(Problem details) Reproduce word for word the passage of the engine wiring harness thread from "There are also" up to and including "(Post 1565104039)".
start Selected passage
1981 Engine Wiring Harness Question
So as I dig in to my new project 1981, I'm finding all kinds of fun surprises. I have a rat's nest of wires running all over my engine compartment with many of them dangling unconnected. The car does run, but it has apparently been "bubba'd" more than a few times to get it that way.
My plan is to swap out the stock engine for a crate engine, and when I do that, I was planning on getting a new distributor and carb, so I would like to go ahead and get rid of the Computer Control stuff altogether. So my question is, if I am going to get a replacement engine harness, should I just go with a 1980 version that would have provisions for a normal HEI distributor and could be run with an Edelbrock or Holley carb? I'm guessing 1980, but I'm not sure other than the distributor and carb changes what else I might be up against after the crate engine is intalled. Thanks. |
or maybe even earlier like 75 to keep it simple. tach feed would be one concern.
|
:lurk:
I'm doing a similar conversion on my '81. I hadn't considered using an older harness so it will be interesting to see what others think. |
Originally Posted by A88FXRS
(Post 1565102581)
or maybe even earlier like 75 to keep it simple. tach feed would be one concern.
There are also other items that would concern me. Probably your best bet is to loook over several wiring diagrams and figure out which year will suit you best, depending on which accessories you plan to leave on. Your vacuum hoses are going to be a bit of an adventure as well. I redid all of mine on my stock 81 and I swear that there were miles of them. Each had a function too and you're going to have to figure out which ones you can do without. |
Originally Posted by CA-Legal-Vette
(Post 1565104039)
end Selected passage
start Listed records
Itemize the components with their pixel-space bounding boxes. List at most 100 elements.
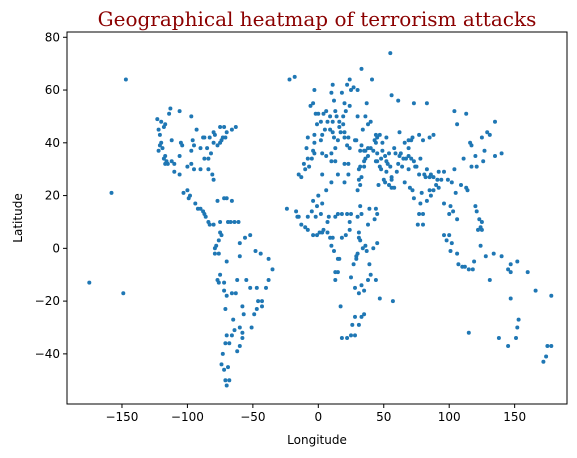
data-point xyxy=(347,77,352,82)
data-point xyxy=(321,111,326,116)
data-point xyxy=(367,262,372,267)
data-point xyxy=(330,235,335,240)
data-point xyxy=(325,220,330,224)
data-point xyxy=(427,188,432,193)
data-point xyxy=(224,196,229,201)
data-point xyxy=(347,146,352,151)
data-point xyxy=(469,164,474,169)
data-point xyxy=(339,336,344,340)
data-point xyxy=(159,119,164,124)
data-point xyxy=(345,212,350,216)
data-point xyxy=(155,117,160,122)
data-point xyxy=(487,132,492,137)
data-point xyxy=(396,161,401,166)
data-point xyxy=(364,101,369,106)
data-point xyxy=(515,259,520,264)
data-point xyxy=(384,159,389,164)
data-point xyxy=(292,74,297,79)
data-point xyxy=(342,161,347,166)
data-point xyxy=(330,82,335,87)
data-point xyxy=(379,167,384,172)
data-point xyxy=(324,109,329,114)
data-point xyxy=(544,354,549,359)
data-point xyxy=(373,206,378,211)
data-point xyxy=(431,188,436,193)
data-point xyxy=(341,114,346,119)
data-point xyxy=(309,209,314,214)
data-point xyxy=(387,151,391,156)
data-point xyxy=(421,138,425,143)
data-point xyxy=(453,190,458,195)
data-point xyxy=(207,222,212,227)
data-point xyxy=(333,109,338,114)
data-point xyxy=(237,241,242,246)
data-point xyxy=(177,172,182,177)
data-point xyxy=(470,267,475,272)
data-point xyxy=(168,106,173,111)
y-tick-label: 60 xyxy=(45,83,60,97)
data-point xyxy=(163,122,168,127)
y-tick-label: 80 xyxy=(45,30,60,44)
data-point xyxy=(380,148,385,153)
data-point xyxy=(202,135,207,140)
data-point xyxy=(439,177,444,182)
data-point xyxy=(189,114,194,119)
data-point xyxy=(515,325,520,330)
data-point xyxy=(464,111,469,116)
data-point xyxy=(335,212,340,216)
data-point xyxy=(388,51,393,56)
data-point xyxy=(318,212,323,216)
data-point xyxy=(392,185,397,190)
data-point xyxy=(487,278,492,282)
data-point xyxy=(346,161,351,166)
data-point xyxy=(376,183,381,187)
data-point xyxy=(339,212,344,216)
data-point xyxy=(169,159,174,164)
data-point xyxy=(320,132,325,137)
data-point xyxy=(270,267,275,272)
data-point xyxy=(418,201,423,206)
data-point xyxy=(329,159,334,164)
data-point xyxy=(508,262,513,267)
data-point xyxy=(448,204,453,209)
data-point xyxy=(390,299,395,304)
data-point xyxy=(406,138,411,143)
data-point xyxy=(224,130,229,135)
y-tick-label: 40 xyxy=(45,136,60,150)
data-point xyxy=(358,148,363,153)
data-point xyxy=(328,114,333,119)
data-point xyxy=(499,151,504,156)
x-tick-label: 100 xyxy=(438,410,461,424)
data-point xyxy=(224,259,229,264)
data-point xyxy=(496,336,501,340)
data-point xyxy=(456,262,461,267)
data-point xyxy=(320,201,325,206)
data-point xyxy=(244,278,249,282)
data-point xyxy=(359,143,364,148)
data-point xyxy=(414,164,419,169)
data-point xyxy=(211,177,216,182)
data-point xyxy=(299,222,304,227)
data-point xyxy=(210,172,215,177)
data-point xyxy=(216,251,221,256)
data-point xyxy=(329,180,334,185)
data-point xyxy=(373,140,378,145)
data-point xyxy=(373,278,378,282)
data-point xyxy=(219,362,224,367)
data-point xyxy=(442,233,446,238)
data-point xyxy=(318,138,323,143)
data-point xyxy=(424,167,429,172)
data-point xyxy=(252,312,257,317)
data-point xyxy=(377,296,382,301)
plot-frame xyxy=(66,31,568,405)
data-point xyxy=(493,119,497,124)
data-point xyxy=(366,278,370,282)
data-point xyxy=(240,304,245,309)
data-point xyxy=(464,185,469,190)
data-point xyxy=(424,198,429,203)
data-point xyxy=(241,312,246,317)
data-point xyxy=(334,114,339,119)
data-point xyxy=(384,169,389,174)
data-point xyxy=(109,190,114,195)
y-axis-label: Latitude xyxy=(11,193,25,242)
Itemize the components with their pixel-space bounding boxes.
end Listed records
(Response below)
There are also other items that would concern me. Probably your best bet is to loook over several wiring diagrams and figure out which year will suit you best, depending on which accessories you plan to leave on. Your vacuum hoses are going to be a bit of an adventure as well. I redid all of mine on my stock 81 and I swear that there were miles of them. Each had a function too and you're going to have to figure out which ones you can do without. |
Originally Posted by CA-Legal-Vette
(Post 1565104039)